▶ **DIRECTIVE**:
Every record must be written out once more, with nothing added or omitted.
== RECORDS FOR THIS TASK ==
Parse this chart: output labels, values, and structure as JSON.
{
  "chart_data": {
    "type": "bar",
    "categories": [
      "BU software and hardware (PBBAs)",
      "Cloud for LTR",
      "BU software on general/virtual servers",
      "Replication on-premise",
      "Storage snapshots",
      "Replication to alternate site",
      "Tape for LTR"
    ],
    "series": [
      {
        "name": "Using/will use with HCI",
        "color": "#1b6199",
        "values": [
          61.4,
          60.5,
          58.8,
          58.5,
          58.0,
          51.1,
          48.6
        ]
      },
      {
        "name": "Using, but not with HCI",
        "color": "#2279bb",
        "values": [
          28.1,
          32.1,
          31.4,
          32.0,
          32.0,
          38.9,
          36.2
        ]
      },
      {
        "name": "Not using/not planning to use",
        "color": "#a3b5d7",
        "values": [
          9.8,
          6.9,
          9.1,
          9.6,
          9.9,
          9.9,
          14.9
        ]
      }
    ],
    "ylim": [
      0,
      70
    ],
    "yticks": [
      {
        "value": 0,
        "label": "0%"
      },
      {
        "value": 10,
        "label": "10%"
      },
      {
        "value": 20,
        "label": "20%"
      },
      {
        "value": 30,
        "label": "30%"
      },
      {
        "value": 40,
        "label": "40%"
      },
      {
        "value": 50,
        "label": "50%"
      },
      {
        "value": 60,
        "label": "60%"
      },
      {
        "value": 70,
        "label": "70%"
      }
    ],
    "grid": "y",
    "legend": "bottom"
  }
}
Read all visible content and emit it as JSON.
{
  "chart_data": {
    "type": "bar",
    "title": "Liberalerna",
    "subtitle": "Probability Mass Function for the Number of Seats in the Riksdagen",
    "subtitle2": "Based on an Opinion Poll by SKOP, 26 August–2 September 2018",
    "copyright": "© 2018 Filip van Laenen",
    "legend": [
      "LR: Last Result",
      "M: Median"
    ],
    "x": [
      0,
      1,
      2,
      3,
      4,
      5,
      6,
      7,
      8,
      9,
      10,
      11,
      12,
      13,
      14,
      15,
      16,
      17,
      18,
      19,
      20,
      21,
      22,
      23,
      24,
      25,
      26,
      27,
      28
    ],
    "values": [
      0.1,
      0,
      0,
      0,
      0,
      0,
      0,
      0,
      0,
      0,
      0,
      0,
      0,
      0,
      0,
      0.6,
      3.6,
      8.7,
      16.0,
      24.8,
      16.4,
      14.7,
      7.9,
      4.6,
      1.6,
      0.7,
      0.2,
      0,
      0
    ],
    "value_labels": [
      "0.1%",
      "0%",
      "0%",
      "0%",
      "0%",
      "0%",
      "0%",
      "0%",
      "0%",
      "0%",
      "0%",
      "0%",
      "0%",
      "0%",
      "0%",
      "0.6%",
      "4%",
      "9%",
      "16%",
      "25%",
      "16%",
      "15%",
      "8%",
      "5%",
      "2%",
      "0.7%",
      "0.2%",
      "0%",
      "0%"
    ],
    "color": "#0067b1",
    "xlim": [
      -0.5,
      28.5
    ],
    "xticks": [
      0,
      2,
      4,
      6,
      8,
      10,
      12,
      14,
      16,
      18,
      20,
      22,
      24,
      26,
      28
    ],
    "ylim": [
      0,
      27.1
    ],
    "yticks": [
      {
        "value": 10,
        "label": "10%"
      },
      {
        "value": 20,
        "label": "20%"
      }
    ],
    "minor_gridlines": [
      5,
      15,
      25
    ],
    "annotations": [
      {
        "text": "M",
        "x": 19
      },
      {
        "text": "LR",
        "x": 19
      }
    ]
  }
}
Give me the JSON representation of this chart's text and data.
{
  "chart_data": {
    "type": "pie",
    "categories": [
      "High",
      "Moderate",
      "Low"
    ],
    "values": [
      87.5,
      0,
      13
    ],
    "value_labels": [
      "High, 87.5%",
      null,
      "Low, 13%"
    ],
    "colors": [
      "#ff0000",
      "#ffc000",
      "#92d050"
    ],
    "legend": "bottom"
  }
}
===
▶ **SOLUTION TO THE EXERCISE**:
Parse this chart: output labels, values, and structure as JSON.
{
  "chart_data": {
    "type": "bar",
    "categories": [
      "BU software and hardware (PBBAs)",
      "Cloud for LTR",
      "BU software on general/virtual servers",
      "Replication on-premise",
      "Storage snapshots",
      "Replication to alternate site",
      "Tape for LTR"
    ],
    "series": [
      {
        "name": "Using/will use with HCI",
        "color": "#1b6199",
        "values": [
          61.4,
          60.5,
          58.8,
          58.5,
          58.0,
          51.1,
          48.6
        ]
      },
      {
        "name": "Using, but not with HCI",
        "color": "#2279bb",
        "values": [
          28.1,
          32.1,
          31.4,
          32.0,
          32.0,
          38.9,
          36.2
        ]
      },
      {
        "name": "Not using/not planning to use",
        "color": "#a3b5d7",
        "values": [
          9.8,
          6.9,
          9.1,
          9.6,
          9.9,
          9.9,
          14.9
        ]
      }
    ],
    "ylim": [
      0,
      70
    ],
    "yticks": [
      {
        "value": 0,
        "label": "0%"
      },
      {
        "value": 10,
        "label": "10%"
      },
      {
        "value": 20,
        "label": "20%"
      },
      {
        "value": 30,
        "label": "30%"
      },
      {
        "value": 40,
        "label": "40%"
      },
      {
        "value": 50,
        "label": "50%"
      },
      {
        "value": 60,
        "label": "60%"
      },
      {
        "value": 70,
        "label": "70%"
      }
    ],
    "grid": "y",
    "legend": "bottom"
  }
}
Read all visible content and emit it as JSON.
{
  "chart_data": {
    "type": "bar",
    "title": "Liberalerna",
    "subtitle": "Probability Mass Function for the Number of Seats in the Riksdagen",
    "subtitle2": "Based on an Opinion Poll by SKOP, 26 August–2 September 2018",
    "copyright": "© 2018 Filip van Laenen",
    "legend": [
      "LR: Last Result",
      "M: Median"
    ],
    "x": [
      0,
      1,
      2,
      3,
      4,
      5,
      6,
      7,
      8,
      9,
      10,
      11,
      12,
      13,
      14,
      15,
      16,
      17,
      18,
      19,
      20,
      21,
      22,
      23,
      24,
      25,
      26,
      27,
      28
    ],
    "values": [
      0.1,
      0,
      0,
      0,
      0,
      0,
      0,
      0,
      0,
      0,
      0,
      0,
      0,
      0,
      0,
      0.6,
      3.6,
      8.7,
      16.0,
      24.8,
      16.4,
      14.7,
      7.9,
      4.6,
      1.6,
      0.7,
      0.2,
      0,
      0
    ],
    "value_labels": [
      "0.1%",
      "0%",
      "0%",
      "0%",
      "0%",
      "0%",
      "0%",
      "0%",
      "0%",
      "0%",
      "0%",
      "0%",
      "0%",
      "0%",
      "0%",
      "0.6%",
      "4%",
      "9%",
      "16%",
      "25%",
      "16%",
      "15%",
      "8%",
      "5%",
      "2%",
      "0.7%",
      "0.2%",
      "0%",
      "0%"
    ],
    "color": "#0067b1",
    "xlim": [
      -0.5,
      28.5
    ],
    "xticks": [
      0,
      2,
      4,
      6,
      8,
      10,
      12,
      14,
      16,
      18,
      20,
      22,
      24,
      26,
      28
    ],
    "ylim": [
      0,
      27.1
    ],
    "yticks": [
      {
        "value": 10,
        "label": "10%"
      },
      {
        "value": 20,
        "label": "20%"
      }
    ],
    "minor_gridlines": [
      5,
      15,
      25
    ],
    "annotations": [
      {
        "text": "M",
        "x": 19
      },
      {
        "text": "LR",
        "x": 19
      }
    ]
  }
}
Give me the JSON representation of this chart's text and data.
{
  "chart_data": {
    "type": "pie",
    "categories": [
      "High",
      "Moderate",
      "Low"
    ],
    "values": [
      87.5,
      0,
      13
    ],
    "value_labels": [
      "High, 87.5%",
      null,
      "Low, 13%"
    ],
    "colors": [
      "#ff0000",
      "#ffc000",
      "#92d050"
    ],
    "legend": "bottom"
  }
}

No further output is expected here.